■ COMPLETA QUANTO SEGUE
- a) Nel testo sulle proteste di Teheran, chi scrive dice di avere avuto il diritto di stare in via Kargar. Che motivo dà il testo per questo diritto?
- b) Scrivi il seguito del testo sulle proteste di Teheran, partendo dalla sua ultima frase.

Gli stessi occhi attraversano due continenti, separati da 8 anni che dividono un decennio appena iniziato da uno al capolinea. Un viaggio passato per due film-documentari di per sé scioccanti, a maggior ragione se visti in sequenza.
Lunedì era il 20 giugno 2009 ed io ero Iraniana. Camminavo assieme a migliaia di persone per le strade di Teheran. Chiedevo solo dove fosse finito il mio voto. Quel voto a cui ho diritto e che mi è stato strappato via, come la vita da quelli che hanno ucciso. Alcuni potranno dire, anzi l'hanno già fatto, che sarei potuta rimanere a casa e non avrei avuto guai. Io rispondo che era un mio diritto essere in via Kargar quel giorno e anche quello dopo ancora. Perche l'Iran è la mia casa, non la mia prigione.

■ DATI SALVATI
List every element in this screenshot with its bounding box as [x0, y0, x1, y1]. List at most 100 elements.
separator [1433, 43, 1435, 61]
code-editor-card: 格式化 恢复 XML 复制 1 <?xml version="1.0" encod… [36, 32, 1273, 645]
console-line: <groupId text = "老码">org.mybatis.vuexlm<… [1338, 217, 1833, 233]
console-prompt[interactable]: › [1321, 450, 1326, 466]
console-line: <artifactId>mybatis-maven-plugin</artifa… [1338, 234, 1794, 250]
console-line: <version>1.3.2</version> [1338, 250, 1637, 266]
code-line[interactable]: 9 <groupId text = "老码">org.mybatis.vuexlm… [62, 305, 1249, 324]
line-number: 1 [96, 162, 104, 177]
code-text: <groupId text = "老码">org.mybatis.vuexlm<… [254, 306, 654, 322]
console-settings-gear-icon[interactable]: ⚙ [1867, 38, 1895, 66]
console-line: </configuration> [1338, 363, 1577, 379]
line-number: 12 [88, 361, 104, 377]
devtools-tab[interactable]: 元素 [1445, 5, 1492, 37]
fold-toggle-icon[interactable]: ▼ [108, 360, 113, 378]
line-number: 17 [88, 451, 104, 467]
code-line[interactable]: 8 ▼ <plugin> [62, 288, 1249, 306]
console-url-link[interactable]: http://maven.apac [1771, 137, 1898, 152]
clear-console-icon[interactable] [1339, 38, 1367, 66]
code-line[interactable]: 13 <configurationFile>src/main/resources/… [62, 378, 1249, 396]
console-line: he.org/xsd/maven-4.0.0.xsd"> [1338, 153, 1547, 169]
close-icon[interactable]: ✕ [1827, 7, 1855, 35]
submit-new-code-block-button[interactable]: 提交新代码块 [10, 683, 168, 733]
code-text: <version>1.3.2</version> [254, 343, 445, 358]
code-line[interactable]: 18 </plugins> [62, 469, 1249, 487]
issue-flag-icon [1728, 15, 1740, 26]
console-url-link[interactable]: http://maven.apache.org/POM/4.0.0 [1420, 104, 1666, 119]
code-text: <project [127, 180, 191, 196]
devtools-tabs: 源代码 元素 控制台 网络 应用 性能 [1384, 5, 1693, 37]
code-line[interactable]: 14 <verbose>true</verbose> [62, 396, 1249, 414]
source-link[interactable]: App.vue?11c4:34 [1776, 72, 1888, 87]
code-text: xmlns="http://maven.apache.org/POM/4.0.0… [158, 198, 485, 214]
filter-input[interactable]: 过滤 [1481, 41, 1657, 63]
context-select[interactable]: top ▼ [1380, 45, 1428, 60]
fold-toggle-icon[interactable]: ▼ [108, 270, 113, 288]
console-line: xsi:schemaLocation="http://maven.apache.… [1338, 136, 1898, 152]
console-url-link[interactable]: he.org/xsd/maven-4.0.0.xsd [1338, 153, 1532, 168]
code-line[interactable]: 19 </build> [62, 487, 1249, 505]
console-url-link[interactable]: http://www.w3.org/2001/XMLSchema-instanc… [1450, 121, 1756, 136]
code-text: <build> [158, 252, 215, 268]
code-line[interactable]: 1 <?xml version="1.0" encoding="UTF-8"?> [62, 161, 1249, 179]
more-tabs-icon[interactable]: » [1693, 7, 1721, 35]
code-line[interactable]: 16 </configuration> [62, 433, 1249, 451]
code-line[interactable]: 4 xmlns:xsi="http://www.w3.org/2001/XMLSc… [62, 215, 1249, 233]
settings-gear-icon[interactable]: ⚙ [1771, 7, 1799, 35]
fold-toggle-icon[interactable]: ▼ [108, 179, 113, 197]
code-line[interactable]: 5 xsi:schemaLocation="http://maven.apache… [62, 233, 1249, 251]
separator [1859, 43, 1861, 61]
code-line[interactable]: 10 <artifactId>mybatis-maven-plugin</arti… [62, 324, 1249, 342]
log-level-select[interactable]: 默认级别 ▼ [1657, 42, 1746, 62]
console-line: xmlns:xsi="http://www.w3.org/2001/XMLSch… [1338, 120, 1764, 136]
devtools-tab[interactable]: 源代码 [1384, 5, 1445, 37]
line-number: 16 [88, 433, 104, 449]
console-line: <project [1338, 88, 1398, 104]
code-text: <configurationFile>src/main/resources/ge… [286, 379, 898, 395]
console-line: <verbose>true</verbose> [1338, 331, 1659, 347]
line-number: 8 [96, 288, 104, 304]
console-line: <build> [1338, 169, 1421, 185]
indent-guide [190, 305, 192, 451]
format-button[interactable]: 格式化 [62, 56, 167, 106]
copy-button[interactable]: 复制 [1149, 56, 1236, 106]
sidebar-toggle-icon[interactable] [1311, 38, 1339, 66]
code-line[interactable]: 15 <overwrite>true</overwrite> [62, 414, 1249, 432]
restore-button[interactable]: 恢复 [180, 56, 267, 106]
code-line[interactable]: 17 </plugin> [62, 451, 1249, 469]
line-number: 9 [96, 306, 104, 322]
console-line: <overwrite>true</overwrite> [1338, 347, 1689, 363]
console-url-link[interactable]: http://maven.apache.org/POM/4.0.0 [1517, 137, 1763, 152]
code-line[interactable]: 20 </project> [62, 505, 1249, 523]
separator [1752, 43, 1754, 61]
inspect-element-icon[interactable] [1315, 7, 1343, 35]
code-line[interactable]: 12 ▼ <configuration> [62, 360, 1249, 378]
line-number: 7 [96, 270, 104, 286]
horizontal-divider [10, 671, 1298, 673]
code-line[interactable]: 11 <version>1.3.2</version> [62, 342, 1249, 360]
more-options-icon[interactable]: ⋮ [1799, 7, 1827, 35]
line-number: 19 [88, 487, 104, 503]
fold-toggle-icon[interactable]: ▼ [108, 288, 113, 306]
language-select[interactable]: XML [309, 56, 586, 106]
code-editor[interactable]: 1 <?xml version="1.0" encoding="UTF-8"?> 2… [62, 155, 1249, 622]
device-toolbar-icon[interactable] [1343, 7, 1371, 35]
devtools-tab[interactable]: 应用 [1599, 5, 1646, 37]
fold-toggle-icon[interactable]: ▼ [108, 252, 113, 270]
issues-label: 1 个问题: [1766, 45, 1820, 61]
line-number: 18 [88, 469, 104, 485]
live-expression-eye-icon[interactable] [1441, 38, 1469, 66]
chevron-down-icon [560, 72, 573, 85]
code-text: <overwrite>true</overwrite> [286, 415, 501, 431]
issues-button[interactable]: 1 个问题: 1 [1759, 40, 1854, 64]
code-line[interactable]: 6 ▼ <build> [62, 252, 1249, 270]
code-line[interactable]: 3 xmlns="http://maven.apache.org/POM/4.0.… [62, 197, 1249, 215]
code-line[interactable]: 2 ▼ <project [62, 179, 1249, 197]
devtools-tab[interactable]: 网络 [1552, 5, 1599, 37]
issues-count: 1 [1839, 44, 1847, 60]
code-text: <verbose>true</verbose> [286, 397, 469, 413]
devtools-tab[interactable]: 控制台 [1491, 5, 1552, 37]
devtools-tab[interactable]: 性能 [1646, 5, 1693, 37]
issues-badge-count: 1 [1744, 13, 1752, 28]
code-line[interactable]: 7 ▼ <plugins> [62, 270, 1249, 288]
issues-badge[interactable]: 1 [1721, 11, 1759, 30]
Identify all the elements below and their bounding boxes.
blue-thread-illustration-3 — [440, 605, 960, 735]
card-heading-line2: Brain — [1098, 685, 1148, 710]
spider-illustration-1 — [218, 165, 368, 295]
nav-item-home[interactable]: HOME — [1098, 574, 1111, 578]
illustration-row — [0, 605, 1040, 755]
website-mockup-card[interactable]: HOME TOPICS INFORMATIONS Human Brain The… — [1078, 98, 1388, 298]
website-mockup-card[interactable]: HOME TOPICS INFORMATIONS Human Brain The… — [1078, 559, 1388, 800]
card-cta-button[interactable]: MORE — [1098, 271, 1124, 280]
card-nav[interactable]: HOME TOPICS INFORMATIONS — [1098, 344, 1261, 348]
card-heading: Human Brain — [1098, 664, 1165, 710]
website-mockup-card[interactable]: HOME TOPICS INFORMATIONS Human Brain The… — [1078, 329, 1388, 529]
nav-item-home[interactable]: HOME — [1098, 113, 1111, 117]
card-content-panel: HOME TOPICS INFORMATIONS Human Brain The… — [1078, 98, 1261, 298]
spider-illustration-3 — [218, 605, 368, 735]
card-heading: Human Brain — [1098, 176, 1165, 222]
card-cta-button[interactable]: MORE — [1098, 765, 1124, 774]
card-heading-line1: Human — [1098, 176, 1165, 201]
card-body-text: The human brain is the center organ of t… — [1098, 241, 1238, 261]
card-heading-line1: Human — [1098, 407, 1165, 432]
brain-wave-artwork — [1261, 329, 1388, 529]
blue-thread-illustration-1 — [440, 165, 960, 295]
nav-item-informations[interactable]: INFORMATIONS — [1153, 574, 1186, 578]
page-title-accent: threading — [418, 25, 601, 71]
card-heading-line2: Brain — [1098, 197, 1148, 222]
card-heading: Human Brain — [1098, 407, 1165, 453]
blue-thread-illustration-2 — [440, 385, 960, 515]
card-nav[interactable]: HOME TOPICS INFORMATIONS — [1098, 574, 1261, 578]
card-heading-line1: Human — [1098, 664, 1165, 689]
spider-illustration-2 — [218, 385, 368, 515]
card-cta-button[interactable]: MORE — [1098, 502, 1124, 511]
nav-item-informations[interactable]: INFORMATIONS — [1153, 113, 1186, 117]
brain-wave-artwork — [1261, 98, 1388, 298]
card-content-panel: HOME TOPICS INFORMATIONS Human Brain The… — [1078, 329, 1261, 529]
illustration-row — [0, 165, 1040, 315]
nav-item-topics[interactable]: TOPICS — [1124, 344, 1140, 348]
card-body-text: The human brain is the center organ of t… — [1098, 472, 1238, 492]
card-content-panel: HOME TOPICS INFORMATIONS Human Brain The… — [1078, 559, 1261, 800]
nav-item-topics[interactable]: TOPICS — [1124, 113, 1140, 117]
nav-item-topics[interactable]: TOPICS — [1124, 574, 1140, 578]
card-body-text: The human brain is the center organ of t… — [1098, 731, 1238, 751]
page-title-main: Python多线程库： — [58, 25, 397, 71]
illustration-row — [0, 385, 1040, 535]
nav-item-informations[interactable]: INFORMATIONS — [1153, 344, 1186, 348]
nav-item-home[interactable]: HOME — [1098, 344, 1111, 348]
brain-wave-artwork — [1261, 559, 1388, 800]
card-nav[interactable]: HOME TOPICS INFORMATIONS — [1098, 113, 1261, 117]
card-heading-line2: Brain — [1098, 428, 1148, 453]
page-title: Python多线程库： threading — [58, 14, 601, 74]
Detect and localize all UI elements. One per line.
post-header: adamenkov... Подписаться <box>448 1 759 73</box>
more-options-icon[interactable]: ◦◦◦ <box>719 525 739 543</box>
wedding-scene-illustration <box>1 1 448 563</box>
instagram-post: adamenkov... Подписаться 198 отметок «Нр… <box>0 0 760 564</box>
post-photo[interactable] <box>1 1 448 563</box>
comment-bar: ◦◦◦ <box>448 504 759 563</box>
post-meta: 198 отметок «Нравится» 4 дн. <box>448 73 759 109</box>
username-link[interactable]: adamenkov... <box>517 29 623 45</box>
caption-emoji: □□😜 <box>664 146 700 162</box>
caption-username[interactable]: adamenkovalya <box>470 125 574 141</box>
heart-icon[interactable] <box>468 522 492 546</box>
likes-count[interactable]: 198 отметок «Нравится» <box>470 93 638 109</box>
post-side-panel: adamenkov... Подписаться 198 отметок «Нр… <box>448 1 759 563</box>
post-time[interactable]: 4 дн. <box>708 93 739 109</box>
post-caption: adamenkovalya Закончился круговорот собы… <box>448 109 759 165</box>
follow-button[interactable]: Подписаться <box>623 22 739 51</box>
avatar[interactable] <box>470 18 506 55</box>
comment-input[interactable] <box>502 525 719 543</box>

■ RISPOSTE AI COMPITI
- a) Il motivo è che l'Iran è la sua casa, non la sua prigione. Per questo, a chi dice che sarebbe potuta restare a casa, risponde che era suo diritto essere in via Kargar quel giorno e anche il giorno dopo.

- b)
Assistendo alla proiezione di The Green Wave, opera del regista iraniano-tedesco Ali Samadi Ahadi, ripercorro gli avvenimenti delle ultime elezioni presidenziali in Iran. Lo faccio attraverso le parole di blogger e rappresentanti della società civile iraniana (tra cui l'avvocatessa-premio Nobel per la Pace, Shirin Ebadi), tramite le immagini amatoriali girate durante le manifestazioni e gli scontri, ma anche seguendo la storia romanzata di un Iraniano ed un'Iraniana qualsiasi. A fare da filo conduttore a questo toccante documentario-collage è infatti la storia fittizia, seppure ispirata ai contenuti di diversi blog e social network, di questi due studenti. Una storia raccontata tramite la stessa tecnica usata da Marjane Satrapi in Persepolis: un fumetto animato che permette al regista di mostrare quello che nessun filmato è riuscito ad immortalare, e anzi solo poche persone hanno potuto raccontare.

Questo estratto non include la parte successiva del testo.